> **DATASET RECORDS**:
···

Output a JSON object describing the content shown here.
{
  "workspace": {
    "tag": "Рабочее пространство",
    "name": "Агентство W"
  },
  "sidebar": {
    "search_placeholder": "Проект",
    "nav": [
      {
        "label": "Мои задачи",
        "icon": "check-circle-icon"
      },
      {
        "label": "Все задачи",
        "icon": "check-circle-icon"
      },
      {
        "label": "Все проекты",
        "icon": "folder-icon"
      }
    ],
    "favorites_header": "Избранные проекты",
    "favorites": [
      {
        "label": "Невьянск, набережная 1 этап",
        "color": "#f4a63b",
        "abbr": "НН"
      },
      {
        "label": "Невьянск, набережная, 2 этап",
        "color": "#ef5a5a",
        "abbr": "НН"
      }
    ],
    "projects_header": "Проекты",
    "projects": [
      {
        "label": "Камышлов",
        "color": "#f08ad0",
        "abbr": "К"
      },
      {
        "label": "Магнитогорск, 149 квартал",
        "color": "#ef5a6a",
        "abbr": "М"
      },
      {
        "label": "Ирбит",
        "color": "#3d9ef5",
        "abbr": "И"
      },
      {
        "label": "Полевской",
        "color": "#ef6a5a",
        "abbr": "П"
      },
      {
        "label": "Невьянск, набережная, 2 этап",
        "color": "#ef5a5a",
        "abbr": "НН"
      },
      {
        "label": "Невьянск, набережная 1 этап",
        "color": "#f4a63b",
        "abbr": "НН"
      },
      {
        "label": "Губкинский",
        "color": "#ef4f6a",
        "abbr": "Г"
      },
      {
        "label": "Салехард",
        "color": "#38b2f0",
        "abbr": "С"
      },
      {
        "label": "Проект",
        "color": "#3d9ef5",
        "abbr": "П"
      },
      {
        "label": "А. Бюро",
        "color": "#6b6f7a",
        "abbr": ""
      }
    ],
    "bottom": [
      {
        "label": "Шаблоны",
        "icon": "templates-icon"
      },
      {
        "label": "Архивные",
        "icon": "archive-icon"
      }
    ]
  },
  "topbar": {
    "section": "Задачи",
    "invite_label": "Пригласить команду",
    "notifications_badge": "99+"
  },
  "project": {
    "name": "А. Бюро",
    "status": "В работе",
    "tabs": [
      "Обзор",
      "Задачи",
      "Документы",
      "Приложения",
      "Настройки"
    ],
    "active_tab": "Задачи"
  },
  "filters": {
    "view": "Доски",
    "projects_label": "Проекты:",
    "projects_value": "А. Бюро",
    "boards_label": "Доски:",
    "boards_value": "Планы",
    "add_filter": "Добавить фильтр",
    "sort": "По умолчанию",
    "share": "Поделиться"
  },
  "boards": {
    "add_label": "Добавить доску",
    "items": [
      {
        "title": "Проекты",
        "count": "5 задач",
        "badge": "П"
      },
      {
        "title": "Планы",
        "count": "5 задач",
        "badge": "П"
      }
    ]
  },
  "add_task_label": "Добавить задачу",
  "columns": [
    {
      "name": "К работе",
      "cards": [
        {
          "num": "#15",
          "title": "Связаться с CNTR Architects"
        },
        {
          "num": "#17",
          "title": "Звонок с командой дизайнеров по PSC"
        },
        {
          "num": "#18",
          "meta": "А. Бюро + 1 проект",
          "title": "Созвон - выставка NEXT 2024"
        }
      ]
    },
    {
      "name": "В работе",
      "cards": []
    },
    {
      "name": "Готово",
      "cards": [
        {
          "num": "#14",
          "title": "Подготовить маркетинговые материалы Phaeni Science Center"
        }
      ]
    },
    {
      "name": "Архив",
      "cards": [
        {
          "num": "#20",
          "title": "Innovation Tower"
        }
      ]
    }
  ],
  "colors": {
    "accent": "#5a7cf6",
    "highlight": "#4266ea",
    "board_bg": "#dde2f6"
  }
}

···

> **WRITTEN EXERCISE**:
Reproduce every line of the listing above in which the string "Добавить" appears.

> **ANSWER TO THE TASK**:
    "add_filter": "Добавить фильтр",
    "add_label": "Добавить доску",
  "add_task_label": "Добавить задачу",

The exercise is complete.